──────── Records provided

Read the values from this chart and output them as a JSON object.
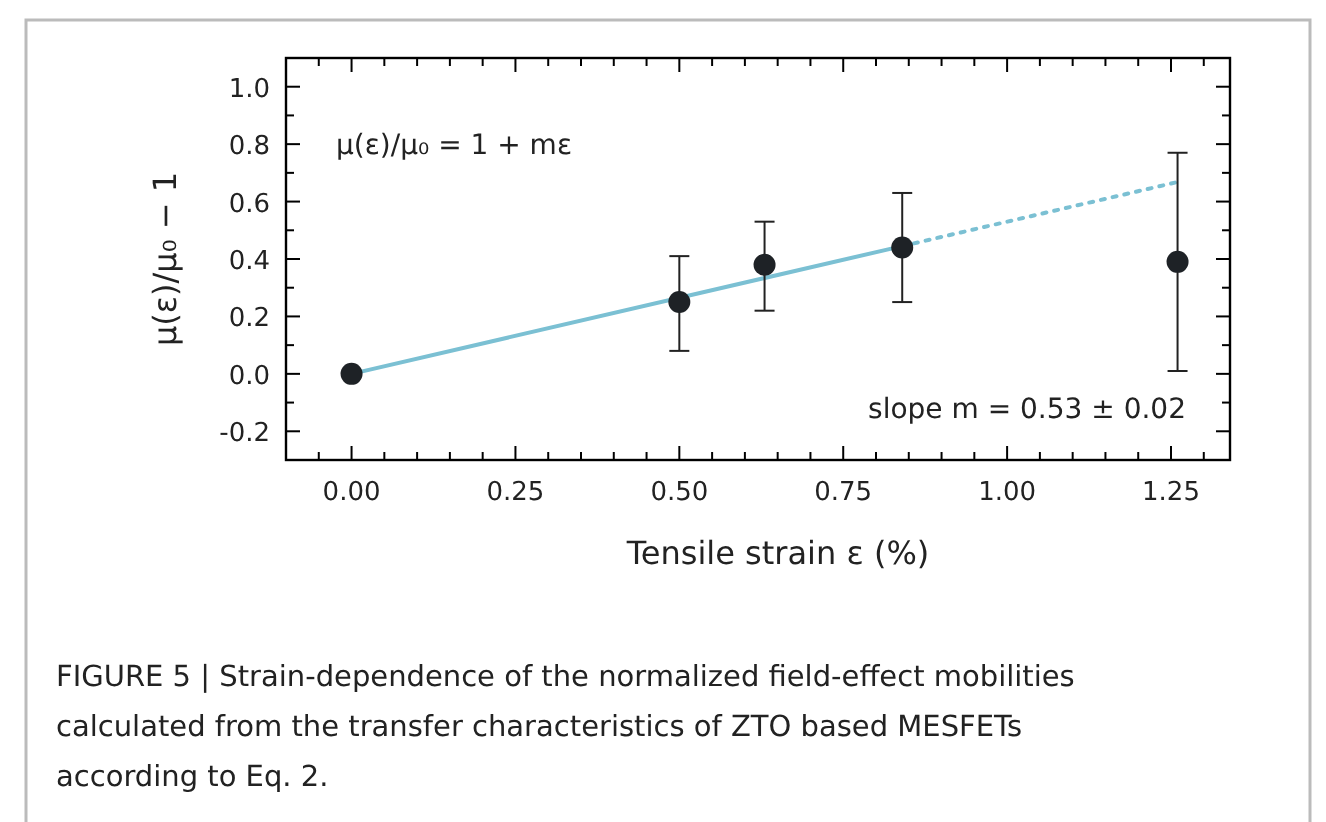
{
  "chart_data": {
    "type": "scatter",
    "xlabel": "Tensile strain ε (%)",
    "ylabel": "μ(ε)/μ₀ − 1",
    "xlim": [
      -0.1,
      1.34
    ],
    "ylim": [
      -0.3,
      1.1
    ],
    "xticks": [
      {
        "value": -0.05,
        "label": null
      },
      {
        "value": 0,
        "label": "0.00"
      },
      {
        "value": 0.05,
        "label": null
      },
      {
        "value": 0.1,
        "label": null
      },
      {
        "value": 0.15,
        "label": null
      },
      {
        "value": 0.2,
        "label": null
      },
      {
        "value": 0.25,
        "label": "0.25"
      },
      {
        "value": 0.3,
        "label": null
      },
      {
        "value": 0.35,
        "label": null
      },
      {
        "value": 0.4,
        "label": null
      },
      {
        "value": 0.45,
        "label": null
      },
      {
        "value": 0.5,
        "label": "0.50"
      },
      {
        "value": 0.55,
        "label": null
      },
      {
        "value": 0.6,
        "label": null
      },
      {
        "value": 0.65,
        "label": null
      },
      {
        "value": 0.7,
        "label": null
      },
      {
        "value": 0.75,
        "label": "0.75"
      },
      {
        "value": 0.8,
        "label": null
      },
      {
        "value": 0.85,
        "label": null
      },
      {
        "value": 0.9,
        "label": null
      },
      {
        "value": 0.95,
        "label": null
      },
      {
        "value": 1,
        "label": "1.00"
      },
      {
        "value": 1.05,
        "label": null
      },
      {
        "value": 1.1,
        "label": null
      },
      {
        "value": 1.15,
        "label": null
      },
      {
        "value": 1.2,
        "label": null
      },
      {
        "value": 1.25,
        "label": "1.25"
      },
      {
        "value": 1.3,
        "label": null
      }
    ],
    "yticks": [
      {
        "value": -0.2,
        "label": "-0.2"
      },
      {
        "value": -0.1,
        "label": null
      },
      {
        "value": 0,
        "label": "0.0"
      },
      {
        "value": 0.1,
        "label": null
      },
      {
        "value": 0.2,
        "label": "0.2"
      },
      {
        "value": 0.3,
        "label": null
      },
      {
        "value": 0.4,
        "label": "0.4"
      },
      {
        "value": 0.5,
        "label": null
      },
      {
        "value": 0.6,
        "label": "0.6"
      },
      {
        "value": 0.7,
        "label": null
      },
      {
        "value": 0.8,
        "label": "0.8"
      },
      {
        "value": 0.9,
        "label": null
      },
      {
        "value": 1,
        "label": "1.0"
      }
    ],
    "grid": false,
    "series": [
      {
        "type": "line",
        "color": "#7bc0d3",
        "x": [
          0,
          0.84
        ],
        "values": [
          0,
          0.445
        ],
        "line_style": "solid"
      },
      {
        "type": "line",
        "color": "#7bc0d3",
        "x": [
          0.84,
          1.26
        ],
        "values": [
          0.445,
          0.668
        ],
        "line_style": "dotted"
      },
      {
        "color": "#1e2226",
        "x": [
          0,
          0.5,
          0.63,
          0.84,
          1.26
        ],
        "values": [
          0,
          0.25,
          0.38,
          0.44,
          0.39
        ],
        "errors": [
          null,
          [
            0.08,
            0.41
          ],
          [
            0.22,
            0.53
          ],
          [
            0.25,
            0.63
          ],
          [
            0.01,
            0.77
          ]
        ],
        "marker": "circle"
      }
    ],
    "annotations": [
      "μ(ε)/μ₀ = 1 + mε",
      "slope m = 0.53 ± 0.02",
      "FIGURE 5 | Strain-dependence of the normalized field-effect mobilities calculated from the transfer characteristics of ZTO based MESFETs according to Eq. 2."
    ]
  }
}
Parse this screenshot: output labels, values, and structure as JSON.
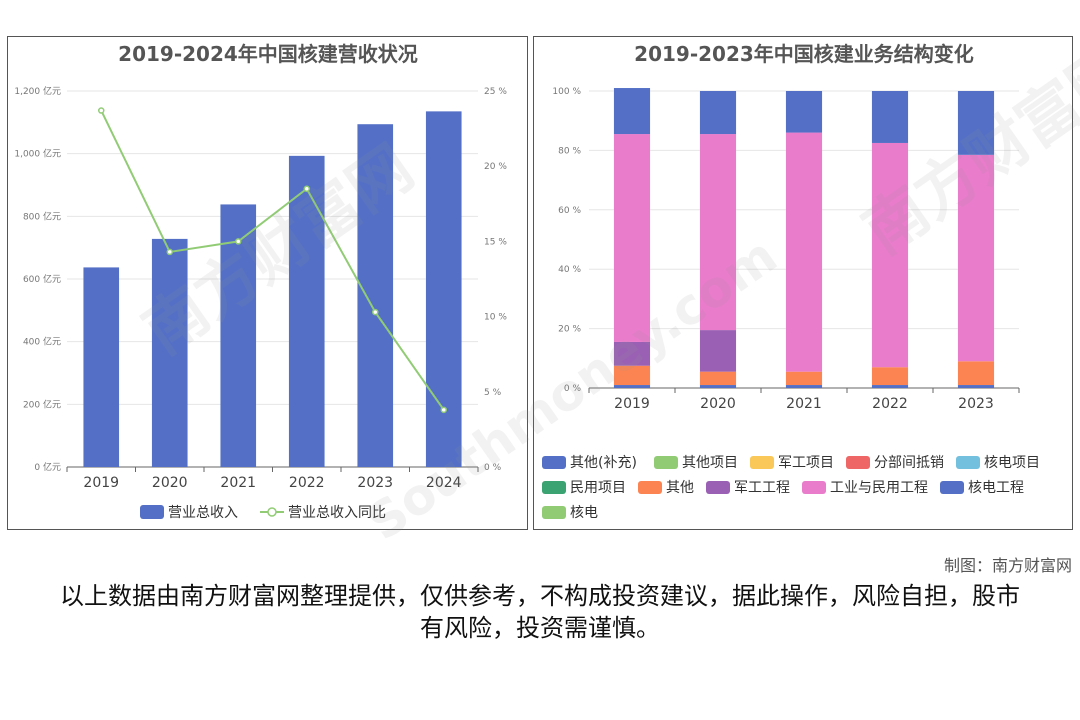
{
  "credit": "制图：南方财富网",
  "disclaimer": "以上数据由南方财富网整理提供，仅供参考，不构成投资建议，据此操作，风险自担，股市有风险，投资需谨慎。",
  "watermark": {
    "cn": "南方财富网",
    "en": "Southmoney.com"
  },
  "chart_data": [
    {
      "type": "bar",
      "title": "2019-2024年中国核建营收状况",
      "categories": [
        "2019",
        "2020",
        "2021",
        "2022",
        "2023",
        "2024"
      ],
      "series": [
        {
          "name": "营业总收入",
          "type": "bar",
          "axis": "left",
          "values": [
            637,
            728,
            838,
            993,
            1094,
            1135
          ],
          "color": "#5470c6"
        },
        {
          "name": "营业总收入同比",
          "type": "line",
          "axis": "right",
          "values": [
            23.7,
            14.3,
            15.0,
            18.5,
            10.3,
            3.8
          ],
          "color": "#91cc75"
        }
      ],
      "y_left": {
        "ylim": [
          0,
          1200
        ],
        "ticks": [
          0,
          200,
          400,
          600,
          800,
          1000,
          1200
        ],
        "tick_labels": [
          "0 亿元",
          "200 亿元",
          "400 亿元",
          "600 亿元",
          "800 亿元",
          "1,000 亿元",
          "1,200 亿元"
        ]
      },
      "y_right": {
        "ylim": [
          0,
          25
        ],
        "ticks": [
          0,
          5,
          10,
          15,
          20,
          25
        ],
        "tick_labels": [
          "0 %",
          "5 %",
          "10 %",
          "15 %",
          "20 %",
          "25 %"
        ]
      },
      "grid": true,
      "legend": "bottom"
    },
    {
      "type": "bar",
      "stacked": true,
      "title": "2019-2023年中国核建业务结构变化",
      "categories": [
        "2019",
        "2020",
        "2021",
        "2022",
        "2023"
      ],
      "y": {
        "ylim": [
          0,
          100
        ],
        "ticks": [
          0,
          20,
          40,
          60,
          80,
          100
        ],
        "tick_labels": [
          "0 %",
          "20 %",
          "40 %",
          "60 %",
          "80 %",
          "100 %"
        ]
      },
      "series": [
        {
          "name": "其他(补充)",
          "values": [
            0,
            0,
            0,
            0,
            0
          ],
          "color": "#5470c6"
        },
        {
          "name": "其他项目",
          "values": [
            0,
            0,
            0,
            0,
            0
          ],
          "color": "#91cc75"
        },
        {
          "name": "军工项目",
          "values": [
            0,
            0,
            0,
            0,
            0
          ],
          "color": "#fac858"
        },
        {
          "name": "分部间抵销",
          "values": [
            0,
            0,
            0,
            0,
            0
          ],
          "color": "#ee6666"
        },
        {
          "name": "核电项目",
          "values": [
            0,
            0,
            0,
            0,
            0
          ],
          "color": "#73c0de"
        },
        {
          "name": "民用项目",
          "values": [
            0,
            0,
            0,
            0,
            0
          ],
          "color": "#3ba272"
        },
        {
          "name": "其他",
          "values": [
            6.5,
            4.5,
            4.5,
            6,
            8
          ],
          "color": "#fc8452"
        },
        {
          "name": "军工工程",
          "values": [
            8,
            14,
            0,
            0,
            0
          ],
          "color": "#9a60b4"
        },
        {
          "name": "工业与民用工程",
          "values": [
            70,
            66,
            80.5,
            75.5,
            69.5
          ],
          "color": "#ea7ccc"
        },
        {
          "name": "核电工程",
          "values": [
            15.5,
            14.5,
            14,
            17.5,
            21.5
          ],
          "color": "#5470c6"
        },
        {
          "name": "核电",
          "values": [
            0,
            0,
            0,
            0,
            0
          ],
          "color": "#91cc75"
        }
      ],
      "base_segment": {
        "values": [
          1,
          1,
          1,
          1,
          1
        ],
        "color": "#5470c6"
      },
      "grid": true,
      "legend": "bottom"
    }
  ]
}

────────────────

Exercise goal => Make an exact copy of the whole listing, but don't bring over any pictures.

Finished task =>
Read the values from this chart and output them as a JSON object.
{
  "chart_data": {
    "type": "scatter",
    "xlabel": "Tensile strain ε (%)",
    "ylabel": "μ(ε)/μ₀ − 1",
    "xlim": [
      -0.1,
      1.34
    ],
    "ylim": [
      -0.3,
      1.1
    ],
    "xticks": [
      {
        "value": -0.05,
        "label": null
      },
      {
        "value": 0,
        "label": "0.00"
      },
      {
        "value": 0.05,
        "label": null
      },
      {
        "value": 0.1,
        "label": null
      },
      {
        "value": 0.15,
        "label": null
      },
      {
        "value": 0.2,
        "label": null
      },
      {
        "value": 0.25,
        "label": "0.25"
      },
      {
        "value": 0.3,
        "label": null
      },
      {
        "value": 0.35,
        "label": null
      },
      {
        "value": 0.4,
        "label": null
      },
      {
        "value": 0.45,
        "label": null
      },
      {
        "value": 0.5,
        "label": "0.50"
      },
      {
        "value": 0.55,
        "label": null
      },
      {
        "value": 0.6,
        "label": null
      },
      {
        "value": 0.65,
        "label": null
      },
      {
        "value": 0.7,
        "label": null
      },
      {
        "value": 0.75,
        "label": "0.75"
      },
      {
        "value": 0.8,
        "label": null
      },
      {
        "value": 0.85,
        "label": null
      },
      {
        "value": 0.9,
        "label": null
      },
      {
        "value": 0.95,
        "label": null
      },
      {
        "value": 1,
        "label": "1.00"
      },
      {
        "value": 1.05,
        "label": null
      },
      {
        "value": 1.1,
        "label": null
      },
      {
        "value": 1.15,
        "label": null
      },
      {
        "value": 1.2,
        "label": null
      },
      {
        "value": 1.25,
        "label": "1.25"
      },
      {
        "value": 1.3,
        "label": null
      }
    ],
    "yticks": [
      {
        "value": -0.2,
        "label": "-0.2"
      },
      {
        "value": -0.1,
        "label": null
      },
      {
        "value": 0,
        "label": "0.0"
      },
      {
        "value": 0.1,
        "label": null
      },
      {
        "value": 0.2,
        "label": "0.2"
      },
      {
        "value": 0.3,
        "label": null
      },
      {
        "value": 0.4,
        "label": "0.4"
      },
      {
        "value": 0.5,
        "label": null
      },
      {
        "value": 0.6,
        "label": "0.6"
      },
      {
        "value": 0.7,
        "label": null
      },
      {
        "value": 0.8,
        "label": "0.8"
      },
      {
        "value": 0.9,
        "label": null
      },
      {
        "value": 1,
        "label": "1.0"
      }
    ],
    "grid": false,
    "series": [
      {
        "type": "line",
        "color": "#7bc0d3",
        "x": [
          0,
          0.84
        ],
        "values": [
          0,
          0.445
        ],
        "line_style": "solid"
      },
      {
        "type": "line",
        "color": "#7bc0d3",
        "x": [
          0.84,
          1.26
        ],
        "values": [
          0.445,
          0.668
        ],
        "line_style": "dotted"
      },
      {
        "color": "#1e2226",
        "x": [
          0,
          0.5,
          0.63,
          0.84,
          1.26
        ],
        "values": [
          0,
          0.25,
          0.38,
          0.44,
          0.39
        ],
        "errors": [
          null,
          [
            0.08,
            0.41
          ],
          [
            0.22,
            0.53
          ],
          [
            0.25,
            0.63
          ],
          [
            0.01,
            0.77
          ]
        ],
        "marker": "circle"
      }
    ],
    "annotations": [
      "μ(ε)/μ₀ = 1 + mε",
      "slope m = 0.53 ± 0.02",
      "FIGURE 5 | Strain-dependence of the normalized field-effect mobilities calculated from the transfer characteristics of ZTO based MESFETs according to Eq. 2."
    ]
  }
}
Parse this screenshot: output labels, values, and structure as JSON.
{
  "credit": "制图：南方财富网",
  "disclaimer": "以上数据由南方财富网整理提供，仅供参考，不构成投资建议，据此操作，风险自担，股市有风险，投资需谨慎。",
  "watermark": {
    "cn": "南方财富网",
    "en": "Southmoney.com"
  },
  "chart_data": [
    {
      "type": "bar",
      "title": "2019-2024年中国核建营收状况",
      "categories": [
        "2019",
        "2020",
        "2021",
        "2022",
        "2023",
        "2024"
      ],
      "series": [
        {
          "name": "营业总收入",
          "type": "bar",
          "axis": "left",
          "values": [
            637,
            728,
            838,
            993,
            1094,
            1135
          ],
          "color": "#5470c6"
        },
        {
          "name": "营业总收入同比",
          "type": "line",
          "axis": "right",
          "values": [
            23.7,
            14.3,
            15.0,
            18.5,
            10.3,
            3.8
          ],
          "color": "#91cc75"
        }
      ],
      "y_left": {
        "ylim": [
          0,
          1200
        ],
        "ticks": [
          0,
          200,
          400,
          600,
          800,
          1000,
          1200
        ],
        "tick_labels": [
          "0 亿元",
          "200 亿元",
          "400 亿元",
          "600 亿元",
          "800 亿元",
          "1,000 亿元",
          "1,200 亿元"
        ]
      },
      "y_right": {
        "ylim": [
          0,
          25
        ],
        "ticks": [
          0,
          5,
          10,
          15,
          20,
          25
        ],
        "tick_labels": [
          "0 %",
          "5 %",
          "10 %",
          "15 %",
          "20 %",
          "25 %"
        ]
      },
      "grid": true,
      "legend": "bottom"
    },
    {
      "type": "bar",
      "stacked": true,
      "title": "2019-2023年中国核建业务结构变化",
      "categories": [
        "2019",
        "2020",
        "2021",
        "2022",
        "2023"
      ],
      "y": {
        "ylim": [
          0,
          100
        ],
        "ticks": [
          0,
          20,
          40,
          60,
          80,
          100
        ],
        "tick_labels": [
          "0 %",
          "20 %",
          "40 %",
          "60 %",
          "80 %",
          "100 %"
        ]
      },
      "series": [
        {
          "name": "其他(补充)",
          "values": [
            0,
            0,
            0,
            0,
            0
          ],
          "color": "#5470c6"
        },
        {
          "name": "其他项目",
          "values": [
            0,
            0,
            0,
            0,
            0
          ],
          "color": "#91cc75"
        },
        {
          "name": "军工项目",
          "values": [
            0,
            0,
            0,
            0,
            0
          ],
          "color": "#fac858"
        },
        {
          "name": "分部间抵销",
          "values": [
            0,
            0,
            0,
            0,
            0
          ],
          "color": "#ee6666"
        },
        {
          "name": "核电项目",
          "values": [
            0,
            0,
            0,
            0,
            0
          ],
          "color": "#73c0de"
        },
        {
          "name": "民用项目",
          "values": [
            0,
            0,
            0,
            0,
            0
          ],
          "color": "#3ba272"
        },
        {
          "name": "其他",
          "values": [
            6.5,
            4.5,
            4.5,
            6,
            8
          ],
          "color": "#fc8452"
        },
        {
          "name": "军工工程",
          "values": [
            8,
            14,
            0,
            0,
            0
          ],
          "color": "#9a60b4"
        },
        {
          "name": "工业与民用工程",
          "values": [
            70,
            66,
            80.5,
            75.5,
            69.5
          ],
          "color": "#ea7ccc"
        },
        {
          "name": "核电工程",
          "values": [
            15.5,
            14.5,
            14,
            17.5,
            21.5
          ],
          "color": "#5470c6"
        },
        {
          "name": "核电",
          "values": [
            0,
            0,
            0,
            0,
            0
          ],
          "color": "#91cc75"
        }
      ],
      "base_segment": {
        "values": [
          1,
          1,
          1,
          1,
          1
        ],
        "color": "#5470c6"
      },
      "grid": true,
      "legend": "bottom"
    }
  ]
}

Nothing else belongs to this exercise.